→ PROBLEM TO WORK ON
I'd like every line from the material below that has "typesetting" in it.

→ DATA EXTRACTS
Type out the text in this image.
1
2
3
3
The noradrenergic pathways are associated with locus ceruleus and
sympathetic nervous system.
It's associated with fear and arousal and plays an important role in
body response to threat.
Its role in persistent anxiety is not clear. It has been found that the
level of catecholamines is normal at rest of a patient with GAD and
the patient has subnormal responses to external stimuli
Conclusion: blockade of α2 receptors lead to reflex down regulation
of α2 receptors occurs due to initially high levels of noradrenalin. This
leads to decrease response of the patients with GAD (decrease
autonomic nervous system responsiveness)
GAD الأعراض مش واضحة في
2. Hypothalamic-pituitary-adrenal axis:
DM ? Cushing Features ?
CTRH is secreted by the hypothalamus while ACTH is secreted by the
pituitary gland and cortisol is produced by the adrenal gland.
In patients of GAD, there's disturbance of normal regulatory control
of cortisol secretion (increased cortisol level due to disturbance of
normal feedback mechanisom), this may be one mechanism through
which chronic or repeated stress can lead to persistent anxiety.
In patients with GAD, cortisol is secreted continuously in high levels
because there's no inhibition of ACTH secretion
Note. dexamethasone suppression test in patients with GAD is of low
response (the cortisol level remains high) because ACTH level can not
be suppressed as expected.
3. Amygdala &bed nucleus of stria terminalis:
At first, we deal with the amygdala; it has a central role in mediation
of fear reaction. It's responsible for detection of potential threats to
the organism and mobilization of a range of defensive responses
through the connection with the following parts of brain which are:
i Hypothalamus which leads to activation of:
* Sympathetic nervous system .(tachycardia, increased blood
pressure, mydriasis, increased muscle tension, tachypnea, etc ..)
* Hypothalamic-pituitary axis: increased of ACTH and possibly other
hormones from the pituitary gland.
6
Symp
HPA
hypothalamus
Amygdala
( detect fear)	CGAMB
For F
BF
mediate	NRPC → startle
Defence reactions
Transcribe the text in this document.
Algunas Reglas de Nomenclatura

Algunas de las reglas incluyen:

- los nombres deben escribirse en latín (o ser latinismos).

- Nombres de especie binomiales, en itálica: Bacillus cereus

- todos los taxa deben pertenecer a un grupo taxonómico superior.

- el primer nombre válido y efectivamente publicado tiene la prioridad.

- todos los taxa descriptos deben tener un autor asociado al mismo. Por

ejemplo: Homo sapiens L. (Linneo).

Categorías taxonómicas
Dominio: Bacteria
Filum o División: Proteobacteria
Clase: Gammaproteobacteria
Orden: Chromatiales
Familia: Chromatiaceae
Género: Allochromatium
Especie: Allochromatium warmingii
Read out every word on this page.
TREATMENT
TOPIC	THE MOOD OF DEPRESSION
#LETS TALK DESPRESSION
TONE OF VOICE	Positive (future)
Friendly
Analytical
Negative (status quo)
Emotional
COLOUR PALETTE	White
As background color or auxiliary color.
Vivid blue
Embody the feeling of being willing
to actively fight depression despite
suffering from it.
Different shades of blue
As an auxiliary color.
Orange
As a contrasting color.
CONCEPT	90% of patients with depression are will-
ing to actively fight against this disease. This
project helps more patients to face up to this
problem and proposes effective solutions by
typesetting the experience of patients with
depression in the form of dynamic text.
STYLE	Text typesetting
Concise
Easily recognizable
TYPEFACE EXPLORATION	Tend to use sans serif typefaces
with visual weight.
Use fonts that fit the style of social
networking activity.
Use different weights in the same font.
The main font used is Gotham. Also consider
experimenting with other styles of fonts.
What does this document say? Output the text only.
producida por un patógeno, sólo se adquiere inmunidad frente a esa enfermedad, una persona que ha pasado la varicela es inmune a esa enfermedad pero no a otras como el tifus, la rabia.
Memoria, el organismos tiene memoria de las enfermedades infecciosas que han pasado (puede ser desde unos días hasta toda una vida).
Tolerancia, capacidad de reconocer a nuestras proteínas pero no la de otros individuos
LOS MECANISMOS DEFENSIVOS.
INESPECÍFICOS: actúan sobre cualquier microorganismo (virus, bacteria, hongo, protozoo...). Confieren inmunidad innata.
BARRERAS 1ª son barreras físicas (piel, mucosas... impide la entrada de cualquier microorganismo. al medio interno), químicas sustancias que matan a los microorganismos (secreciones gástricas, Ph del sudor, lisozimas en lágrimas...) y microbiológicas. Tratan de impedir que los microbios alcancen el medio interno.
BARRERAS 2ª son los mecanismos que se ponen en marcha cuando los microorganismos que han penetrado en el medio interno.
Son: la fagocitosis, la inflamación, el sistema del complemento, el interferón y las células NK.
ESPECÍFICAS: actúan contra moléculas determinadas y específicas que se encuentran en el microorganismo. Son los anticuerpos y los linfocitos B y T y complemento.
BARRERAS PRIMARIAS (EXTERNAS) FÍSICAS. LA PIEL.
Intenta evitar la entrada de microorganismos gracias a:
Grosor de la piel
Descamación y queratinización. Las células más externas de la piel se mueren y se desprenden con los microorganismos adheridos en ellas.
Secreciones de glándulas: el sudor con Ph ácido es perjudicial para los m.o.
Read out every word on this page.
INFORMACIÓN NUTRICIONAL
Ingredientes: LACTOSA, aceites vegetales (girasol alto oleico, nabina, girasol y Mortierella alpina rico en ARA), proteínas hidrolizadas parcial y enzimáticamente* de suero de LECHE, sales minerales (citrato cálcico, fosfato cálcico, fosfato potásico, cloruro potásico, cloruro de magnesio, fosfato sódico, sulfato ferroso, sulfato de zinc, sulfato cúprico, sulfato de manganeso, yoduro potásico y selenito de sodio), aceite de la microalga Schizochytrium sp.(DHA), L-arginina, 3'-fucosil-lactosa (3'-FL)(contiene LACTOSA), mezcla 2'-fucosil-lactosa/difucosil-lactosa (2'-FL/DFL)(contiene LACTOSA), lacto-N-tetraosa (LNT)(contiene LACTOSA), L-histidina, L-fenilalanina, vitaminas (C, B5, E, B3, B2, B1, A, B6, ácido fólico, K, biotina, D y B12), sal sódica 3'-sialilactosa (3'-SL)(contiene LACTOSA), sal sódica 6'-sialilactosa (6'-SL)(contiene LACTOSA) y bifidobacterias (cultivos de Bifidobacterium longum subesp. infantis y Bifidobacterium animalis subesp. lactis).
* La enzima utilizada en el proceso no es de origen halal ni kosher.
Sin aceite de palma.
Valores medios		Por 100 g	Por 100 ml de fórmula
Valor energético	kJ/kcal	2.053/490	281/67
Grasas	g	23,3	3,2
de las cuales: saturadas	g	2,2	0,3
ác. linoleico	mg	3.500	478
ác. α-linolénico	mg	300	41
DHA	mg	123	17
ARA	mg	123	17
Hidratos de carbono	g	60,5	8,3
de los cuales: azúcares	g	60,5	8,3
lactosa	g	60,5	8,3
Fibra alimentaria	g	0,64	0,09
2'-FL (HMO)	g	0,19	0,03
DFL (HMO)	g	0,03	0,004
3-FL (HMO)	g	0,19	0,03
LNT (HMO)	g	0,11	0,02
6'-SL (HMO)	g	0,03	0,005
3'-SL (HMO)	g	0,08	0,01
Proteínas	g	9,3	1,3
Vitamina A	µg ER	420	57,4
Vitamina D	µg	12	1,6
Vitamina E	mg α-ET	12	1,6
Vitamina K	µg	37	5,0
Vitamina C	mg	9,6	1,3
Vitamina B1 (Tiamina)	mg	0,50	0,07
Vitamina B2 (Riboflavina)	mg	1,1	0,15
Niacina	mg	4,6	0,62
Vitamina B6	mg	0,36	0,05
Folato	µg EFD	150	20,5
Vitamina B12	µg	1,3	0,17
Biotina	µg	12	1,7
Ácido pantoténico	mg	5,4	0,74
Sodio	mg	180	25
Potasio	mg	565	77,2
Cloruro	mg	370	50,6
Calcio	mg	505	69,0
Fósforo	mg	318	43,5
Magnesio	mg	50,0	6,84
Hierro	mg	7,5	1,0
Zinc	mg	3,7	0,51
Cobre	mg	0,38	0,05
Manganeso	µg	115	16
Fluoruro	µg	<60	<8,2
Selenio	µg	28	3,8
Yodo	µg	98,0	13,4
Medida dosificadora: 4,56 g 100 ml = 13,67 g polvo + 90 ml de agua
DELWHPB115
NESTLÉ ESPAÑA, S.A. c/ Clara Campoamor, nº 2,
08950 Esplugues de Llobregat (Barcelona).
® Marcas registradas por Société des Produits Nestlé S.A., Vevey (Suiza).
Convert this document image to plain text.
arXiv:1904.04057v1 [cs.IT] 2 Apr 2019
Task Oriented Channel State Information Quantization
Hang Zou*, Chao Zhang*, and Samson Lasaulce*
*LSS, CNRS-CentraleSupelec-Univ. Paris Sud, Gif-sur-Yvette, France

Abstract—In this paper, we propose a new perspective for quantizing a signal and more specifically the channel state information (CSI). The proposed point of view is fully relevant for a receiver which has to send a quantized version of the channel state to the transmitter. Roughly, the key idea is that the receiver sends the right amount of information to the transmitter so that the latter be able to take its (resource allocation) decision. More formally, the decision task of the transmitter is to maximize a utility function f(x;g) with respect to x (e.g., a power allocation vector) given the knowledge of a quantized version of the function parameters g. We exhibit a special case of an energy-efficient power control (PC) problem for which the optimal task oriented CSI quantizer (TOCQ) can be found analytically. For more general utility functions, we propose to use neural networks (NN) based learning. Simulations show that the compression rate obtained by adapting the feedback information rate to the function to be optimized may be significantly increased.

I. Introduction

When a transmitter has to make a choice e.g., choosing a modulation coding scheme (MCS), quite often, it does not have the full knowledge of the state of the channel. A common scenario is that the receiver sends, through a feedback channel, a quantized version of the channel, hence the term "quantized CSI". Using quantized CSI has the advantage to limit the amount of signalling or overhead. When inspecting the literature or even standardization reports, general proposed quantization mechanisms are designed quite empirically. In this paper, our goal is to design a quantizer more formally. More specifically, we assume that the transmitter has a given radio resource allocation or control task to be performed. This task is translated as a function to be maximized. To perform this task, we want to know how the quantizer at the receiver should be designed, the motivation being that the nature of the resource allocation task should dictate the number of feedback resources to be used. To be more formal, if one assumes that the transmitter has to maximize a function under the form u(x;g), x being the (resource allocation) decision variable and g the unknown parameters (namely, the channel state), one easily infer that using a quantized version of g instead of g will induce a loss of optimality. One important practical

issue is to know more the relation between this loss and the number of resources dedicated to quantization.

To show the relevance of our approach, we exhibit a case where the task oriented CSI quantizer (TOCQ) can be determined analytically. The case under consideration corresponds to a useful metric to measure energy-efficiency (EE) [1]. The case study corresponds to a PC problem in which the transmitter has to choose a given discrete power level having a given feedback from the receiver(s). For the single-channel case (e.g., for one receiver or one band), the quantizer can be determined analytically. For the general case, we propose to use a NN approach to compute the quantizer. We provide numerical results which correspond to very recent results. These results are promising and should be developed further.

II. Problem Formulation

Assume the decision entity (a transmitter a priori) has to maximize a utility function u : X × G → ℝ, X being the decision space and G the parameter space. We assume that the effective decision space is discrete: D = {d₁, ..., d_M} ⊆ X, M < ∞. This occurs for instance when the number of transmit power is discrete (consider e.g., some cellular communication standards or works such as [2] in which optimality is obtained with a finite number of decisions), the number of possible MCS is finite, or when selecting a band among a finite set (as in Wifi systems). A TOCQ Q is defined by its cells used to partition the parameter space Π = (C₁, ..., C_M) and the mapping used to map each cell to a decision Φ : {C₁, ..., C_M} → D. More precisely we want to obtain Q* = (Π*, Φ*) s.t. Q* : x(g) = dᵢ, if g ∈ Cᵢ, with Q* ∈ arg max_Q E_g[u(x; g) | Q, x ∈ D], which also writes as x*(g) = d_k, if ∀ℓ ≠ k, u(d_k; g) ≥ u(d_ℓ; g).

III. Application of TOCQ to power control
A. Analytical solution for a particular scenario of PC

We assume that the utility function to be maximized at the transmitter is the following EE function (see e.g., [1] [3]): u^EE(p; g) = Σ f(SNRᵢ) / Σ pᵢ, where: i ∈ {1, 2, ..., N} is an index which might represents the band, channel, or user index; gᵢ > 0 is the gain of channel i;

→ FINISHED TASK
typesetting the experience of patients with
STYLE	Text typesetting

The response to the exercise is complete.